Goal A
Before turning to the text, copy out from the records the lines running from the line that contains "video-thumbnail [324,129,448,261]" through the line that contains "thumbnail-logo: 童程童美 [225,194,246,200]", with both of those lines included.

Excerpted text
----

Various models have been proposed for monocular depth estimation, with the main classes being CNN or Transformer based. CNN-based models rely on sliding kernels to extract local image features to estimate depth. However, they are mostly limited to local image features to estimate depth, ignoring the rich contextual information available in the scene, limiting accuracy. The more modern Transformer-based models use the self-attention mechanism to increase the receptive field and extract both local and global information to improve depth estimation. However, Transformers are more expensive to train and introduce additional trainable parameters, and thus require large amounts of data. This increases training times and energy consumption in an era where the impact of Deep Learning on the environment is put into question. Hence, the need arises for a model that is lightweight whilst incorporating contextual information to improve depth estimation accuracy.
In transfer learning, a trained model is repurposed for another task, inherently being more efficient through reuse. Significant advancements are being made in computer vision that could be valuable for monocular depth estimation, like ‘Segment Anything’ (SAM) which offers a new powerful segmentation model. Retraining CNN-based networks with additional input from Segment Anything (SAM) could improve their accuracy by providing them with more spatial information, without significantly increasing model size and trainability.
In this blog, it is investigated whether the input from SAM improves depth estimation of a CNN-based model compared to the same model without SAM. We base ourselves on the work of Alhashim & Wonka (2018), who proposed a U-net based model based on DenseNet. This model was selected as it has been shown to run and produce acceptable results with limited training times and computational resources. To enable easy collaboration, Google Colab was used.
## Segment anything model (SAM)
In this project, the Segment Anything Model (SAM) is utilized for generating masks to segment objects in the RGB images. SAM is a pre-trained model that can automatically generate masks for different objects in an image. The SAM model is based on the Vision Transformer (ViT) architecture, specifically the "vit_h" variant. ViT models have shown great performance in various computer vision tasks, including image classification and object detection. SAM leverages the power of ViT to perform segmentation at the pixel level. The image at the bottom of this section provides a short interpretation of the output of the model. Important to mention is that the masks are colored, the output of SAM can also be transformed to grayscale meaning a single channel.
The authors of SAM specifically intend for it to be used in transfer learning. Hence, SAM can be run fairly easily in online environments like Google Colab. Because computational resources were quite limited, it was decided to pre-process all images from the dataset using SAM, rather than using it online during training. This is explained more in the next section.

*Figure 1: Segment anything model output*
## Dataset
The dataset utilized for this project is the NYU Depth V2 dataset, which contains RGB images and their corresponding depth maps. These samples capture various indoor scenes with different objects and structures. This dataset is widely used for depth estimation tasks in computer vision research, and was also used by Alhashim & Wonka (2018).

----

Records
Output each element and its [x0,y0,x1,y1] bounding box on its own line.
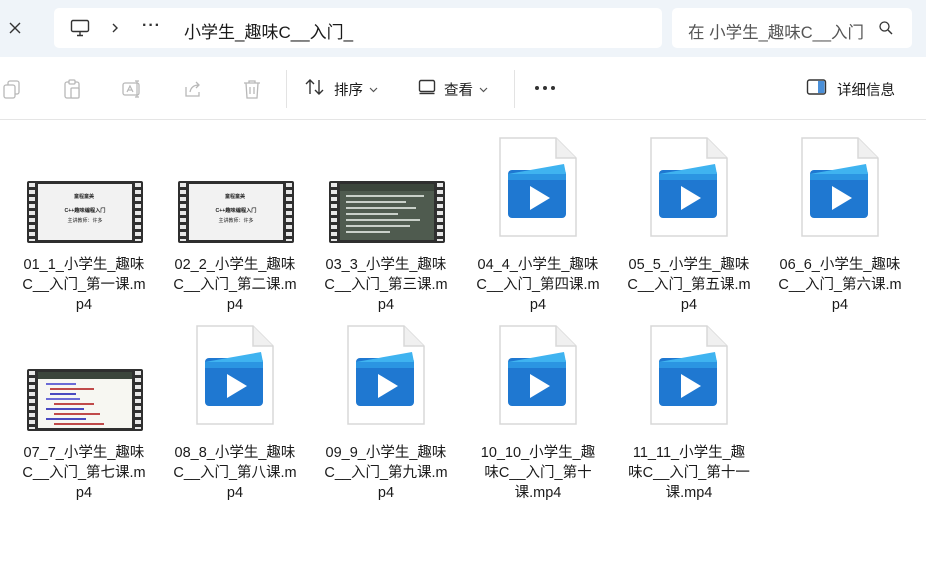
video-thumbnail [324,129,448,261]
file-item[interactable]: 08_8_小学生_趣味C__入门_第八课.mp4 [173,317,297,502]
file-name: 05_5_小学生_趣味C__入门_第五课.mp4 [627,257,751,313]
search-icon[interactable] [878,20,894,41]
media-file-icon [778,129,902,261]
film-strip: 童程童美 C++趣味编程入门 主讲教师：许多 [27,181,143,243]
sort-icon [304,77,326,101]
media-file-icon [476,129,600,261]
file-item[interactable]: 10_10_小学生_趣味C__入门_第十课.mp4 [476,317,600,502]
file-name: 01_1_小学生_趣味C__入门_第一课.mp4 [22,257,146,313]
address-bar: ··· 小学生_趣味C__入门_ 在 小学生_趣味C__入门_ 中搜索 [0,0,926,57]
file-item[interactable]: 09_9_小学生_趣味C__入门_第九课.mp4 [324,317,448,502]
file-name: 10_10_小学生_趣味C__入门_第十课.mp4 [480,445,596,501]
file-name: 09_9_小学生_趣味C__入门_第九课.mp4 [324,445,448,501]
close-icon[interactable] [2,14,28,42]
file-name: 04_4_小学生_趣味C__入门_第四课.mp4 [476,257,600,313]
thumbnail-logo: 童程童美 [74,194,95,200]
chevron-down-icon [479,81,488,97]
search-box[interactable]: 在 小学生_趣味C__入门_ 中搜索 [672,8,912,48]
thumbnail-title: C++趣味编程入门 [64,208,106,214]
details-pane-button[interactable]: 详细信息 [806,75,895,103]
file-name: 11_11_小学生_趣味C__入门_第十一课.mp4 [628,445,750,501]
details-pane-label: 详细信息 [837,82,895,99]
film-strip [329,181,445,243]
media-file-icon [324,317,448,449]
file-item[interactable]: 03_3_小学生_趣味C__入门_第三课.mp4 [324,129,448,314]
file-item[interactable]: 05_5_小学生_趣味C__入门_第五课.mp4 [627,129,751,314]
video-thumbnail [22,317,146,449]
command-bar: 排序 查看 详细信息 [0,57,926,120]
view-label: 查看 [444,82,473,99]
file-item[interactable]: 04_4_小学生_趣味C__入门_第四课.mp4 [476,129,600,314]
computer-icon[interactable] [70,19,90,42]
thumbnail-logo: 童程童美 [225,194,246,200]
delete-icon[interactable] [240,77,264,101]
view-button[interactable]: 查看 [418,75,488,103]
media-file-icon [173,317,297,449]
file-name: 06_6_小学生_趣味C__入门_第六课.mp4 [778,257,902,313]
toolbar-separator [286,70,287,108]
share-icon[interactable] [181,77,205,101]
file-item[interactable]: 童程童美 C++趣味编程入门 主讲教师：许多 02_2_小学生_趣味C__入门_… [173,129,297,314]
media-file-icon [476,317,600,449]
breadcrumb-overflow-button[interactable]: ··· [142,17,161,35]
more-options-button[interactable] [532,75,558,101]
copy-icon[interactable] [0,77,24,101]
media-file-icon [627,129,751,261]
file-name: 02_2_小学生_趣味C__入门_第二课.mp4 [173,257,297,313]
chevron-right-icon[interactable] [110,19,120,42]
sort-label: 排序 [334,82,363,99]
file-name: 03_3_小学生_趣味C__入门_第三课.mp4 [324,257,448,313]
toolbar-separator [514,70,515,108]
video-thumbnail: 童程童美 C++趣味编程入门 主讲教师：许多 [22,129,146,261]
thumbnail-teacher: 主讲教师：许多 [67,218,103,224]
address-path-box[interactable]: ··· 小学生_趣味C__入门_ [54,8,662,48]
breadcrumb-current-folder[interactable]: 小学生_趣味C__入门_ [184,18,353,43]
file-grid: 童程童美 C++趣味编程入门 主讲教师：许多 01_1_小学生_趣味C__入门_… [0,121,926,572]
file-item[interactable]: 童程童美 C++趣味编程入门 主讲教师：许多 01_1_小学生_趣味C__入门_… [22,129,146,314]
file-name: 07_7_小学生_趣味C__入门_第七课.mp4 [22,445,146,501]
file-name: 08_8_小学生_趣味C__入门_第八课.mp4 [173,445,297,501]
film-strip: 童程童美 C++趣味编程入门 主讲教师：许多 [178,181,294,243]
thumbnail-title: C++趣味编程入门 [215,208,257,214]
thumbnail-teacher: 主讲教师：许多 [218,218,254,224]
file-item[interactable]: 06_6_小学生_趣味C__入门_第六课.mp4 [778,129,902,314]
view-icon [418,79,436,99]
search-input[interactable]: 在 小学生_趣味C__入门_ 中搜索 [688,19,863,43]
rename-icon[interactable] [120,77,144,101]
file-item[interactable]: 07_7_小学生_趣味C__入门_第七课.mp4 [22,317,146,502]
details-pane-icon [806,78,828,100]
sort-button[interactable]: 排序 [304,75,378,103]
paste-icon[interactable] [60,77,84,101]
video-thumbnail: 童程童美 C++趣味编程入门 主讲教师：许多 [173,129,297,261]
film-strip [27,369,143,431]
chevron-down-icon [369,81,378,97]
media-file-icon [627,317,751,449]
file-item[interactable]: 11_11_小学生_趣味C__入门_第十一课.mp4 [627,317,751,502]
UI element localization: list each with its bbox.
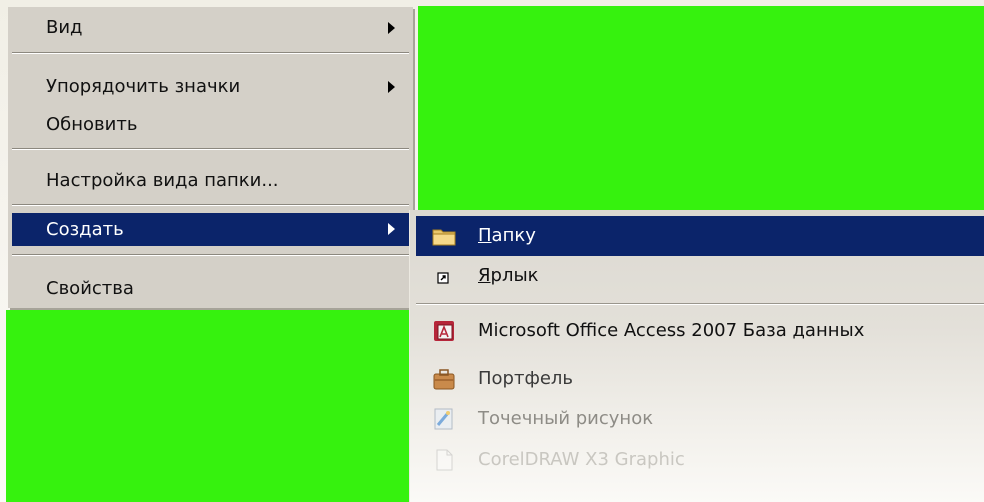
submenu-arrow-icon xyxy=(388,223,395,235)
submenu-item-label: Портфель xyxy=(478,368,574,389)
submenu-item-coreldraw-graphic[interactable]: CorelDRAW X3 Graphic xyxy=(416,440,984,480)
desktop-background[interactable] xyxy=(418,6,984,210)
submenu-item-label: Ярлык xyxy=(478,265,539,286)
submenu-item-label: Папку xyxy=(478,225,536,246)
bitmap-image-icon xyxy=(434,408,453,430)
submenu-item-folder[interactable]: Папку xyxy=(416,216,984,256)
menu-item-arrange-icons[interactable]: Упорядочить значки xyxy=(12,72,409,102)
submenu-item-label: Microsoft Office Access 2007 База данных xyxy=(478,320,865,341)
submenu-item-label: CorelDRAW X3 Graphic xyxy=(478,449,685,470)
menu-separator xyxy=(12,52,409,54)
submenu-item-shortcut[interactable]: Ярлык xyxy=(416,256,984,296)
menu-item-view[interactable]: Вид xyxy=(12,13,409,43)
submenu-item-briefcase[interactable]: Портфель xyxy=(416,359,984,399)
access-database-icon xyxy=(434,321,454,341)
menu-item-customize-folder[interactable]: Настройка вида папки... xyxy=(12,166,409,196)
menu-item-label: Свойства xyxy=(46,278,134,299)
briefcase-icon xyxy=(433,369,455,390)
screen: Вид Упорядочить значки Обновить Настройк… xyxy=(0,0,984,502)
desktop-context-menu: Вид Упорядочить значки Обновить Настройк… xyxy=(8,7,413,308)
shortcut-icon xyxy=(437,272,449,284)
desktop-background[interactable] xyxy=(6,310,410,502)
submenu-item-label: Точечный рисунок xyxy=(478,408,654,429)
menu-separator xyxy=(12,204,409,206)
menu-item-label: Упорядочить значки xyxy=(46,76,241,97)
submenu-arrow-icon xyxy=(388,22,395,34)
coreldraw-file-icon xyxy=(436,449,453,471)
submenu-arrow-icon xyxy=(388,81,395,93)
menu-separator xyxy=(416,303,984,305)
folder-icon xyxy=(432,229,456,246)
menu-item-new[interactable]: Создать xyxy=(12,213,409,246)
menu-item-label: Настройка вида папки... xyxy=(46,170,279,191)
submenu-item-bitmap-image[interactable]: Точечный рисунок xyxy=(416,399,984,439)
new-submenu: Папку Ярлык Microsoft Office Access 2007… xyxy=(410,210,984,502)
menu-item-refresh[interactable]: Обновить xyxy=(12,110,409,140)
submenu-item-access-database[interactable]: Microsoft Office Access 2007 База данных xyxy=(416,311,984,351)
menu-separator xyxy=(12,254,409,256)
menu-item-properties[interactable]: Свойства xyxy=(12,274,409,304)
menu-item-label: Обновить xyxy=(46,114,138,135)
menu-item-label: Вид xyxy=(46,17,83,38)
menu-separator xyxy=(12,148,409,150)
menu-item-label: Создать xyxy=(46,219,124,240)
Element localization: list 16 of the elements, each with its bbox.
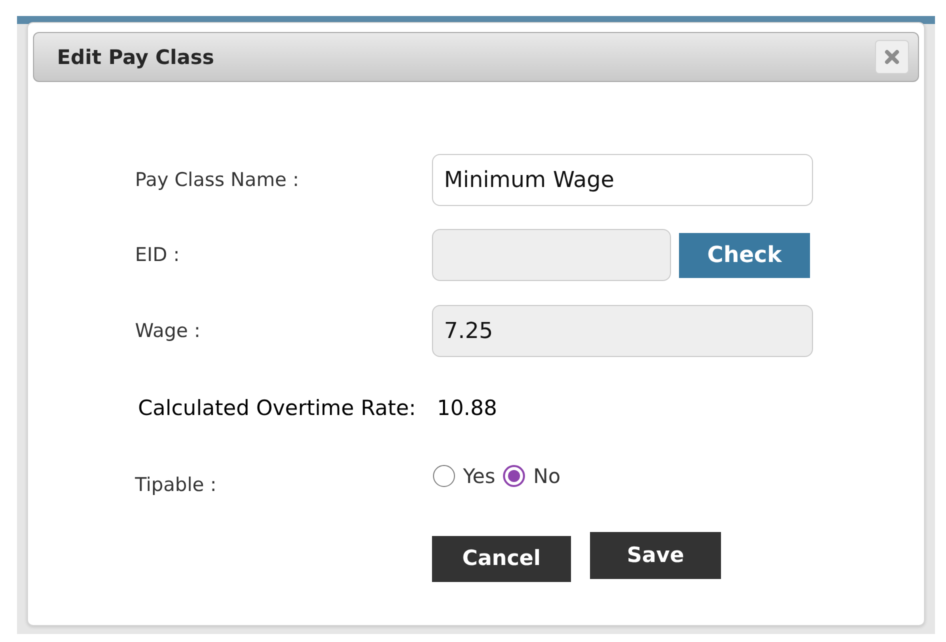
save-button[interactable]: Save — [590, 532, 721, 579]
close-icon — [884, 49, 900, 65]
overtime-rate-value: 10.88 — [436, 395, 498, 421]
dialog-title: Edit Pay Class — [57, 44, 214, 70]
close-button[interactable] — [875, 40, 909, 74]
field-label: Pay Class Name : — [135, 168, 300, 192]
radio-button[interactable] — [433, 465, 455, 487]
option-label[interactable]: Yes — [463, 464, 496, 488]
field-label: EID : — [135, 243, 181, 267]
text-field[interactable]: Minimum Wage — [432, 154, 813, 206]
field-label: Wage : — [135, 319, 202, 343]
option-label[interactable]: No — [533, 464, 560, 488]
overtime-rate-label: Calculated Overtime Rate: — [138, 395, 416, 421]
radio-button[interactable] — [503, 465, 526, 487]
field-label: Tipable : — [135, 473, 218, 497]
cancel-button[interactable]: Cancel — [432, 536, 571, 582]
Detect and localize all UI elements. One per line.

----

Goal B
List each drawback of Transformer-based models stated in the depth-estimation text's sentence that begins "However, Transformers are more expensive".

Correct answer A
video-thumbnail [324,129,448,261]
file-item[interactable]: 08_8_小学生_趣味C__入门_第八课.mp4 [173,317,297,502]
file-name: 05_5_小学生_趣味C__入门_第五课.mp4 [627,257,751,313]
search-icon[interactable] [878,20,894,41]
media-file-icon [778,129,902,261]
film-strip: 童程童美 C++趣味编程入门 主讲教师：许多 [27,181,143,243]
sort-icon [304,77,326,101]
media-file-icon [476,129,600,261]
file-item[interactable]: 10_10_小学生_趣味C__入门_第十课.mp4 [476,317,600,502]
file-name: 01_1_小学生_趣味C__入门_第一课.mp4 [22,257,146,313]
address-bar: ··· 小学生_趣味C__入门_ 在 小学生_趣味C__入门_ 中搜索 [0,0,926,57]
file-item[interactable]: 09_9_小学生_趣味C__入门_第九课.mp4 [324,317,448,502]
file-name: 10_10_小学生_趣味C__入门_第十课.mp4 [480,445,596,501]
file-name: 09_9_小学生_趣味C__入门_第九课.mp4 [324,445,448,501]
close-icon[interactable] [2,14,28,42]
file-name: 04_4_小学生_趣味C__入门_第四课.mp4 [476,257,600,313]
thumbnail-logo: 童程童美 [74,194,95,200]
chevron-down-icon [479,81,488,97]
search-box[interactable]: 在 小学生_趣味C__入门_ 中搜索 [672,8,912,48]
thumbnail-title: C++趣味编程入门 [64,208,106,214]
details-pane-button[interactable]: 详细信息 [806,75,895,103]
file-name: 11_11_小学生_趣味C__入门_第十一课.mp4 [628,445,750,501]
details-pane-label: 详细信息 [837,82,895,99]
film-strip [329,181,445,243]
media-file-icon [324,317,448,449]
file-item[interactable]: 03_3_小学生_趣味C__入门_第三课.mp4 [324,129,448,314]
file-item[interactable]: 05_5_小学生_趣味C__入门_第五课.mp4 [627,129,751,314]
video-thumbnail [22,317,146,449]
command-bar: 排序 查看 详细信息 [0,57,926,120]
view-label: 查看 [444,82,473,99]
file-item[interactable]: 04_4_小学生_趣味C__入门_第四课.mp4 [476,129,600,314]
computer-icon[interactable] [70,19,90,42]
thumbnail-logo: 童程童美 [225,194,246,200]

Correct answer B
- They are more expensive to train.
- They introduce additional trainable parameters.
- They require large amounts of data.